**Problem description:**
Transcribe the records below exactly as they appear, omitting any pictures.

Items from a dataset:
+---+

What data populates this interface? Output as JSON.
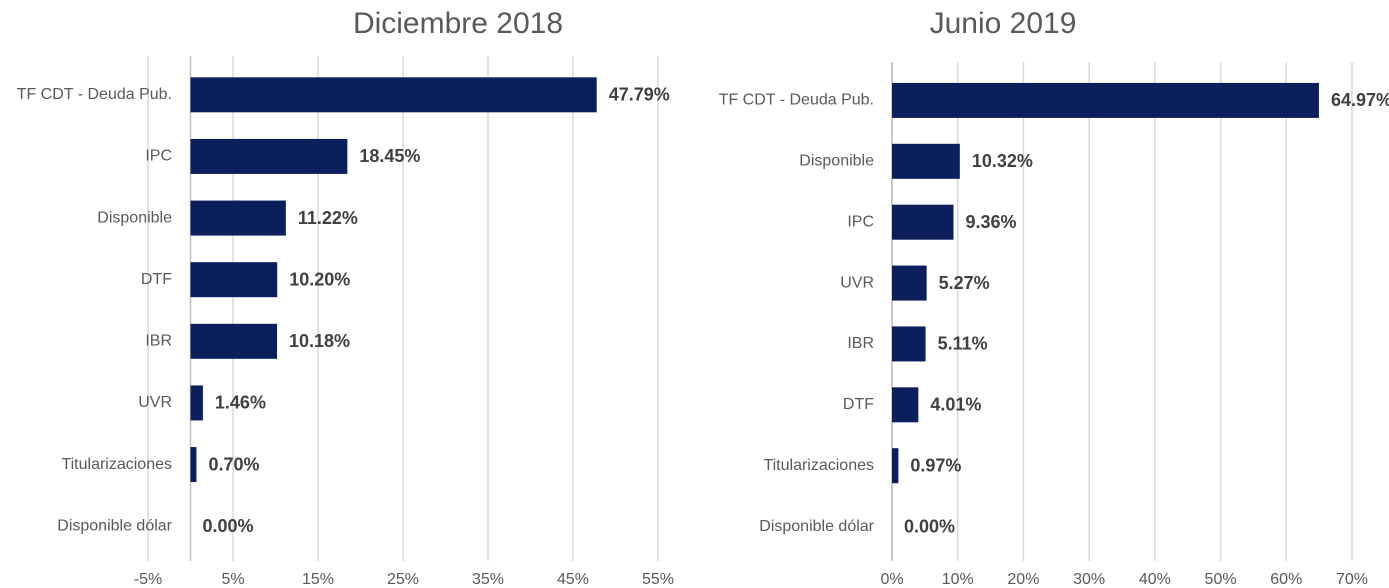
{
  "chart_data": [
    {
      "type": "bar",
      "orientation": "horizontal",
      "title": "Diciembre 2018",
      "categories": [
        "TF CDT - Deuda Pub.",
        "IPC",
        "Disponible",
        "DTF",
        "IBR",
        "UVR",
        "Titularizaciones",
        "Disponible dólar"
      ],
      "values": [
        47.79,
        18.45,
        11.22,
        10.2,
        10.18,
        1.46,
        0.7,
        0.0
      ],
      "value_labels": [
        "47.79%",
        "18.45%",
        "11.22%",
        "10.20%",
        "10.18%",
        "1.46%",
        "0.70%",
        "0.00%"
      ],
      "color": "#0b1f5c",
      "xlim": [
        -5,
        55
      ],
      "xticks": [
        {
          "value": -5,
          "label": "-5%"
        },
        {
          "value": 5,
          "label": "5%"
        },
        {
          "value": 15,
          "label": "15%"
        },
        {
          "value": 25,
          "label": "25%"
        },
        {
          "value": 35,
          "label": "35%"
        },
        {
          "value": 45,
          "label": "45%"
        },
        {
          "value": 55,
          "label": "55%"
        }
      ],
      "grid": true
    },
    {
      "type": "bar",
      "orientation": "horizontal",
      "title": "Junio 2019",
      "categories": [
        "TF CDT - Deuda Pub.",
        "Disponible",
        "IPC",
        "UVR",
        "IBR",
        "DTF",
        "Titularizaciones",
        "Disponible dólar"
      ],
      "values": [
        64.97,
        10.32,
        9.36,
        5.27,
        5.11,
        4.01,
        0.97,
        0.0
      ],
      "value_labels": [
        "64.97%",
        "10.32%",
        "9.36%",
        "5.27%",
        "5.11%",
        "4.01%",
        "0.97%",
        "0.00%"
      ],
      "color": "#0b1f5c",
      "xlim": [
        0,
        70
      ],
      "xticks": [
        {
          "value": 0,
          "label": "0%"
        },
        {
          "value": 10,
          "label": "10%"
        },
        {
          "value": 20,
          "label": "20%"
        },
        {
          "value": 30,
          "label": "30%"
        },
        {
          "value": 40,
          "label": "40%"
        },
        {
          "value": 50,
          "label": "50%"
        },
        {
          "value": 60,
          "label": "60%"
        },
        {
          "value": 70,
          "label": "70%"
        }
      ],
      "grid": true
    }
  ]
}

+---+

**Right answer:**
What data populates this interface? Output as JSON.
{
  "chart_data": [
    {
      "type": "bar",
      "orientation": "horizontal",
      "title": "Diciembre 2018",
      "categories": [
        "TF CDT - Deuda Pub.",
        "IPC",
        "Disponible",
        "DTF",
        "IBR",
        "UVR",
        "Titularizaciones",
        "Disponible dólar"
      ],
      "values": [
        47.79,
        18.45,
        11.22,
        10.2,
        10.18,
        1.46,
        0.7,
        0.0
      ],
      "value_labels": [
        "47.79%",
        "18.45%",
        "11.22%",
        "10.20%",
        "10.18%",
        "1.46%",
        "0.70%",
        "0.00%"
      ],
      "color": "#0b1f5c",
      "xlim": [
        -5,
        55
      ],
      "xticks": [
        {
          "value": -5,
          "label": "-5%"
        },
        {
          "value": 5,
          "label": "5%"
        },
        {
          "value": 15,
          "label": "15%"
        },
        {
          "value": 25,
          "label": "25%"
        },
        {
          "value": 35,
          "label": "35%"
        },
        {
          "value": 45,
          "label": "45%"
        },
        {
          "value": 55,
          "label": "55%"
        }
      ],
      "grid": true
    },
    {
      "type": "bar",
      "orientation": "horizontal",
      "title": "Junio 2019",
      "categories": [
        "TF CDT - Deuda Pub.",
        "Disponible",
        "IPC",
        "UVR",
        "IBR",
        "DTF",
        "Titularizaciones",
        "Disponible dólar"
      ],
      "values": [
        64.97,
        10.32,
        9.36,
        5.27,
        5.11,
        4.01,
        0.97,
        0.0
      ],
      "value_labels": [
        "64.97%",
        "10.32%",
        "9.36%",
        "5.27%",
        "5.11%",
        "4.01%",
        "0.97%",
        "0.00%"
      ],
      "color": "#0b1f5c",
      "xlim": [
        0,
        70
      ],
      "xticks": [
        {
          "value": 0,
          "label": "0%"
        },
        {
          "value": 10,
          "label": "10%"
        },
        {
          "value": 20,
          "label": "20%"
        },
        {
          "value": 30,
          "label": "30%"
        },
        {
          "value": 40,
          "label": "40%"
        },
        {
          "value": 50,
          "label": "50%"
        },
        {
          "value": 60,
          "label": "60%"
        },
        {
          "value": 70,
          "label": "70%"
        }
      ],
      "grid": true
    }
  ]
}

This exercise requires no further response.